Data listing
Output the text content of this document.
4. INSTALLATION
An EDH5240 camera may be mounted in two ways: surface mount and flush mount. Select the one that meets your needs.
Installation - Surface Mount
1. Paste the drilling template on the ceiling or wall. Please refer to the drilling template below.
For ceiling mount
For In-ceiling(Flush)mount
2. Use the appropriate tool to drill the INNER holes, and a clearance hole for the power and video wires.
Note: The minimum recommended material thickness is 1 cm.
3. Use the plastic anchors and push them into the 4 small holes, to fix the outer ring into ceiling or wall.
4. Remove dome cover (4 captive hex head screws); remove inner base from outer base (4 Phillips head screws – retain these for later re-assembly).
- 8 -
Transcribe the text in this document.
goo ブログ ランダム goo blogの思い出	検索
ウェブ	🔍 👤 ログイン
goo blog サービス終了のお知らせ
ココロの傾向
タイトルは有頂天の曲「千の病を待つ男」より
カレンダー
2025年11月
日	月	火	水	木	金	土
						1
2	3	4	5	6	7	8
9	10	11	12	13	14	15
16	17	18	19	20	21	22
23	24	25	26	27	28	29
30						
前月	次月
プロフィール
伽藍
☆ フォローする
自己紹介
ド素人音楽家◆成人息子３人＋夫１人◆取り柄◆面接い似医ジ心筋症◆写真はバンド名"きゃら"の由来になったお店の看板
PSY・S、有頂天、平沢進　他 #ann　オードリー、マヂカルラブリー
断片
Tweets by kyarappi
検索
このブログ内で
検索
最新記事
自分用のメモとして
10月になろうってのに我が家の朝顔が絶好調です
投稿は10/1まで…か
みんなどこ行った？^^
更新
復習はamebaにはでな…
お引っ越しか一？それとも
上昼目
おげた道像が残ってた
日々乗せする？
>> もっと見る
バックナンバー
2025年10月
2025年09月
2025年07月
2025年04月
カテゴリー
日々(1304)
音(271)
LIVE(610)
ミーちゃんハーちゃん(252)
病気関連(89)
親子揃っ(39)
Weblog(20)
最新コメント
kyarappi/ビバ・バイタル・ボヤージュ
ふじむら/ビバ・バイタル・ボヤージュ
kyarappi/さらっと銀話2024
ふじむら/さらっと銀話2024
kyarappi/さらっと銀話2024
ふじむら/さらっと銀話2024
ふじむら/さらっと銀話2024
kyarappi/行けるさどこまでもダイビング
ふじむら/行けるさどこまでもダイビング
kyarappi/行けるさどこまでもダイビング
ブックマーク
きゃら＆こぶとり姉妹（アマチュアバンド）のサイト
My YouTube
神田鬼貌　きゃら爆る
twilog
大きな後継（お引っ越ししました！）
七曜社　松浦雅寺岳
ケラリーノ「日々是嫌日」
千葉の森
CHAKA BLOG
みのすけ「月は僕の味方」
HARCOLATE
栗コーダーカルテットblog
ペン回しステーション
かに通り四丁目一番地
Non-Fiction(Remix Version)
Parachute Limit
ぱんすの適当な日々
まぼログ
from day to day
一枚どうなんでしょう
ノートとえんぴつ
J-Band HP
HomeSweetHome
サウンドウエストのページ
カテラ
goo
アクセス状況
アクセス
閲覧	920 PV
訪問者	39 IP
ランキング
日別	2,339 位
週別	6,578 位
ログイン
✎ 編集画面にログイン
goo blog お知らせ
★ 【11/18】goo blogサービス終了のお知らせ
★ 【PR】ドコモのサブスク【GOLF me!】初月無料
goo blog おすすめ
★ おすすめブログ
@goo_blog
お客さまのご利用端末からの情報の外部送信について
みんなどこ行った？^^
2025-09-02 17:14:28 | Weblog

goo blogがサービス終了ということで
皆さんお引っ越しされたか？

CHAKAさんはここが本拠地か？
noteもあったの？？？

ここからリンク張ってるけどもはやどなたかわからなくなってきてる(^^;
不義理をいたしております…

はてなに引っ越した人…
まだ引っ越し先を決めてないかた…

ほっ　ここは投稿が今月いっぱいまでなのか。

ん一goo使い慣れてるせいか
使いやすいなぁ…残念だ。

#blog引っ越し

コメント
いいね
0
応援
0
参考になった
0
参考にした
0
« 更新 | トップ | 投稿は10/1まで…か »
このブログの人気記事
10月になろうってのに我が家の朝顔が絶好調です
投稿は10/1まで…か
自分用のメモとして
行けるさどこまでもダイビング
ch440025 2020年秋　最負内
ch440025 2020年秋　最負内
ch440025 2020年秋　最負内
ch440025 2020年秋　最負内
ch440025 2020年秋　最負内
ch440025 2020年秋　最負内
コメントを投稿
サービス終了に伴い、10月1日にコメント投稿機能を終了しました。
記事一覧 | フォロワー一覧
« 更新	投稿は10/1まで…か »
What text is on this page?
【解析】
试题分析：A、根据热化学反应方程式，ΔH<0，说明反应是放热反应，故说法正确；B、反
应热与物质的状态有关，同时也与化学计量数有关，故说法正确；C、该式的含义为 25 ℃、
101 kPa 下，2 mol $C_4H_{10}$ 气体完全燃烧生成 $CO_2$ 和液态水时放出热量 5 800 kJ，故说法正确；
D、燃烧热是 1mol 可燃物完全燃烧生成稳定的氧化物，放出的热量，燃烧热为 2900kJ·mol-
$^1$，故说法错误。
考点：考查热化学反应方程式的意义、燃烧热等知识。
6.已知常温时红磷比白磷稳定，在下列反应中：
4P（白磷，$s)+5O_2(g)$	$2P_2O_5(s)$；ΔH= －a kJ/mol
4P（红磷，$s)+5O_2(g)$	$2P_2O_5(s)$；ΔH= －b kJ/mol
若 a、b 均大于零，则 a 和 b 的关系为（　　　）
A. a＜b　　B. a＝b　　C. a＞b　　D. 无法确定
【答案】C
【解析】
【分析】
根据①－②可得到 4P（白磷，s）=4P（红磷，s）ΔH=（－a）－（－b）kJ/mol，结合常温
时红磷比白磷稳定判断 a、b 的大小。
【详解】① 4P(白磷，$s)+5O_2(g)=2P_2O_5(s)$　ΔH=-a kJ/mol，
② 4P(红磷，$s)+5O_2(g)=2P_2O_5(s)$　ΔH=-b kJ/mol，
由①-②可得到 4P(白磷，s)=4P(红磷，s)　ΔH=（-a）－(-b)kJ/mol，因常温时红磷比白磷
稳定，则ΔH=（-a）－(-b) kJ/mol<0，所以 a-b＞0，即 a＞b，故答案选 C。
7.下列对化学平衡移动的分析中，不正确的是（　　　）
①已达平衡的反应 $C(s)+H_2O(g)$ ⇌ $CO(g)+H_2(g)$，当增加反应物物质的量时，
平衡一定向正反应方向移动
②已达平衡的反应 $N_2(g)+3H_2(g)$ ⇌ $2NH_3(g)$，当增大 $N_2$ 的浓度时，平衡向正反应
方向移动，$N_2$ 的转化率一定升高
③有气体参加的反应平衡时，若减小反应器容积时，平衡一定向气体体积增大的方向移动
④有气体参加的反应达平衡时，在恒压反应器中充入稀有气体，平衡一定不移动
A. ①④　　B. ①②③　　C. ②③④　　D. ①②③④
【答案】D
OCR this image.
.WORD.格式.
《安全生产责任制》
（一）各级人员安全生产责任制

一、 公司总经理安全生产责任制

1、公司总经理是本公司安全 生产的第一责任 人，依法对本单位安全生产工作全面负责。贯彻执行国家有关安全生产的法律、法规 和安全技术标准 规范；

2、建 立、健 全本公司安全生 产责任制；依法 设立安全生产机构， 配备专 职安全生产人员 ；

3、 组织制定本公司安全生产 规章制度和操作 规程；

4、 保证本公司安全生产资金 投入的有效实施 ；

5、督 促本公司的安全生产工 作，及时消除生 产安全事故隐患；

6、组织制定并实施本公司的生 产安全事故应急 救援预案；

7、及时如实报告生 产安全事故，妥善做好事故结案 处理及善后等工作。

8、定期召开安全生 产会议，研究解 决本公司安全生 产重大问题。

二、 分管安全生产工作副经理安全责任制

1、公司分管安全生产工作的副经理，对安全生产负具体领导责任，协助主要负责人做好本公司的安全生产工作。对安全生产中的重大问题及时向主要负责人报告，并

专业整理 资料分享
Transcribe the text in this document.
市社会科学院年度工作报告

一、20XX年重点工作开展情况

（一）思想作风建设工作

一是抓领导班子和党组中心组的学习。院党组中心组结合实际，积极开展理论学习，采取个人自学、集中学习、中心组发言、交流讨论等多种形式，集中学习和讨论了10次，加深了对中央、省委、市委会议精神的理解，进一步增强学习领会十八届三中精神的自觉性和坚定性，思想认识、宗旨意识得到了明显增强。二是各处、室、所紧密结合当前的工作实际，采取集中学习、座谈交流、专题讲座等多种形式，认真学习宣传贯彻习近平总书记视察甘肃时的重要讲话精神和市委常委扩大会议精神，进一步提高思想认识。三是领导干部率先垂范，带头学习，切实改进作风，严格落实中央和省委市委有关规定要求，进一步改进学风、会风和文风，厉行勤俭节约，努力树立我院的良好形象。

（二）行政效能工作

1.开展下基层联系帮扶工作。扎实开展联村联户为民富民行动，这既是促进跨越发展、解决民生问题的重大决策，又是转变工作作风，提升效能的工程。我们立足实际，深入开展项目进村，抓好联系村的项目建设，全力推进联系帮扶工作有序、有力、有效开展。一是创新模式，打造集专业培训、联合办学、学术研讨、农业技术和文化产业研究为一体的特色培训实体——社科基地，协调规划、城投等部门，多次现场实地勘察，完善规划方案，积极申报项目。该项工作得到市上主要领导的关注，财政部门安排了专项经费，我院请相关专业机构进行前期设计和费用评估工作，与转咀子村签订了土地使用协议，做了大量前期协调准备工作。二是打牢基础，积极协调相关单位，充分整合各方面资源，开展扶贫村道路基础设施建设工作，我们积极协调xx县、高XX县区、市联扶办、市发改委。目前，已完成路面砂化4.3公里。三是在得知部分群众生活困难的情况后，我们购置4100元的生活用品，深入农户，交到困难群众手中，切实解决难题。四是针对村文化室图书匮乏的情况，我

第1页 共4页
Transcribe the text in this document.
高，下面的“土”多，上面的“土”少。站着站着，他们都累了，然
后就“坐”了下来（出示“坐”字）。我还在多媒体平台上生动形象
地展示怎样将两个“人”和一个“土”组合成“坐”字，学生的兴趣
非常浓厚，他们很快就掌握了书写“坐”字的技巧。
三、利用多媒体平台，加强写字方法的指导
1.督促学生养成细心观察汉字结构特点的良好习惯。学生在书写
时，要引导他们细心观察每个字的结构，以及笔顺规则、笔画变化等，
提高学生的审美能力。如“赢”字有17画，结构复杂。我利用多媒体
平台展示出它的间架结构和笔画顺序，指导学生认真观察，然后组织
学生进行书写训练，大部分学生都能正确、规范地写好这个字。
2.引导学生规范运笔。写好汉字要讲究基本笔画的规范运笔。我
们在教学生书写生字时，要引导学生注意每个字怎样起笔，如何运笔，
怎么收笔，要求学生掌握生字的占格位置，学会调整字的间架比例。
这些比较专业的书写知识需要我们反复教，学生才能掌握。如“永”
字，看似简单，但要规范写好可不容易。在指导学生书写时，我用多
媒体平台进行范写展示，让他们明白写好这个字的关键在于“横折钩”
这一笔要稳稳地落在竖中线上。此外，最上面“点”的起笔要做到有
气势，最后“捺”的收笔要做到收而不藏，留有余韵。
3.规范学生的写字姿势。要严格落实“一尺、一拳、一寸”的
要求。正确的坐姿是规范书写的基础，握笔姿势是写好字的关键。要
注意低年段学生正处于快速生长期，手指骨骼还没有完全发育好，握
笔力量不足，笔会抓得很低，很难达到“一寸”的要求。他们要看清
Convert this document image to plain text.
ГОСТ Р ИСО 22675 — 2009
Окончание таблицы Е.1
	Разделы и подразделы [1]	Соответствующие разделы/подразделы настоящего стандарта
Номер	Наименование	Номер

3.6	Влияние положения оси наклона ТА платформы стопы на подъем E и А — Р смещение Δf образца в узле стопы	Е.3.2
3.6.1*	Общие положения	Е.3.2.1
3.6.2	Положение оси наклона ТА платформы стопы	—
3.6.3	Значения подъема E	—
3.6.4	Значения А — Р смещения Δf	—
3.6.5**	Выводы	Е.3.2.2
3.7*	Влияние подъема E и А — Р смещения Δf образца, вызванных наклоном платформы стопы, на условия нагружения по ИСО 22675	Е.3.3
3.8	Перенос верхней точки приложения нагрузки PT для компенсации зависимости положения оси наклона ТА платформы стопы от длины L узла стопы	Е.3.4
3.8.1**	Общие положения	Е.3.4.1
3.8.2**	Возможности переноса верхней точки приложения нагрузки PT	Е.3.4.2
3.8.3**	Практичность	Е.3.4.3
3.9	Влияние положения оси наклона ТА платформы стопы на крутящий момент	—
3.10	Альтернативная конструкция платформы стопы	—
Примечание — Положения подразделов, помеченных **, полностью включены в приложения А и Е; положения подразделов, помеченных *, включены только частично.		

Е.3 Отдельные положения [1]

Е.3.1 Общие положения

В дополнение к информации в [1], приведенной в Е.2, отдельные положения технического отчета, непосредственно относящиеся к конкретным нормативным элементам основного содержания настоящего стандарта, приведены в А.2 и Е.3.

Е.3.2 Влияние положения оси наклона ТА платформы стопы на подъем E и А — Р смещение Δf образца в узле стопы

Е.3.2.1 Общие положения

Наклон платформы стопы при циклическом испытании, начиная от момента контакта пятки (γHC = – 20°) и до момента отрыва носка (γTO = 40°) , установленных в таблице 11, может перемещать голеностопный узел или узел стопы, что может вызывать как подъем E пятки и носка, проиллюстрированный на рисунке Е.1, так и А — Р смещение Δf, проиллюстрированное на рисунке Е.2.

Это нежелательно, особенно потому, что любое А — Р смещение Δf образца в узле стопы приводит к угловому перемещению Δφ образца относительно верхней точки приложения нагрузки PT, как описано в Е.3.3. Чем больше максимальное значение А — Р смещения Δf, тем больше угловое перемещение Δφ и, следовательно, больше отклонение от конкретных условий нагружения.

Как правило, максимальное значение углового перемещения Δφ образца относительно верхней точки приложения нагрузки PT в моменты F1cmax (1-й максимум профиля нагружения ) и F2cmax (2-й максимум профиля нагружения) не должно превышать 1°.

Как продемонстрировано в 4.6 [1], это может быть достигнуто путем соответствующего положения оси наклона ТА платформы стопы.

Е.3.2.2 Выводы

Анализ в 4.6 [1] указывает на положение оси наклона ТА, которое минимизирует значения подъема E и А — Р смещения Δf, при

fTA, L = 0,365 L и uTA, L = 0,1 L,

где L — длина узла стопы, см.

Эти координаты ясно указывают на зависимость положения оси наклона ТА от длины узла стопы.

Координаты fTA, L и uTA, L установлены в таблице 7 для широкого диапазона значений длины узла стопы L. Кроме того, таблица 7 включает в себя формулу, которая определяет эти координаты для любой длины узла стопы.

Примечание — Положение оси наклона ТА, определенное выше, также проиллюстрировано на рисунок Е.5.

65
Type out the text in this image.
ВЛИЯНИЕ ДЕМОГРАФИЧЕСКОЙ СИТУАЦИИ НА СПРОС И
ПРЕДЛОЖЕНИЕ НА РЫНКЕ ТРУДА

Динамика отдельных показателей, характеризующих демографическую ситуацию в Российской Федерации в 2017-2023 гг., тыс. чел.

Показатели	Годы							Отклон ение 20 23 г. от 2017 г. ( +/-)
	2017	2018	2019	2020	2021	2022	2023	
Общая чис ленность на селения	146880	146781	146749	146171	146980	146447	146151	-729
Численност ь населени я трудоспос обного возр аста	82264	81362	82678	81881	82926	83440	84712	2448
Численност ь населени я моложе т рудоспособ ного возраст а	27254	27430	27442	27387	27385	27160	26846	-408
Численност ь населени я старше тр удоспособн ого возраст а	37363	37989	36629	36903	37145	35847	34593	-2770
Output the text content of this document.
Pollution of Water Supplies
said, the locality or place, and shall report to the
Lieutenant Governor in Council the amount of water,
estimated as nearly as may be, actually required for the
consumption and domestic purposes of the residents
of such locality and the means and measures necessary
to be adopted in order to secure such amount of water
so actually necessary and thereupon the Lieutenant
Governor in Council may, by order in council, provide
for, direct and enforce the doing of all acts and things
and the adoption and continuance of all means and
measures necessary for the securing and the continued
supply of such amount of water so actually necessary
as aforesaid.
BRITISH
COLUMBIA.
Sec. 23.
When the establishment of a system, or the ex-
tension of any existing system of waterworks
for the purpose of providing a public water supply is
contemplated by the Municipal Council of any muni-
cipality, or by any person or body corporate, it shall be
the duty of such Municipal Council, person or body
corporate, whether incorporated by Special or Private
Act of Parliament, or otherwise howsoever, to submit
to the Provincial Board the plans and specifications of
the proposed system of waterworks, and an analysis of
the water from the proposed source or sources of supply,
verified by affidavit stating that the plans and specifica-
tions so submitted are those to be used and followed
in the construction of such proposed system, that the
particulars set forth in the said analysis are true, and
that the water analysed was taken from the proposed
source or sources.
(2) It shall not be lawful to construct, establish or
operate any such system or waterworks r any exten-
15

Exercise objective:
Lines that hold the word "wall" are the ones to return, every one of them.

Response below:
1. Paste the drilling template on the ceiling or wall. Please refer to the drilling template below.
3. Use the plastic anchors and push them into the 4 small holes, to fix the outer ring into ceiling or wall.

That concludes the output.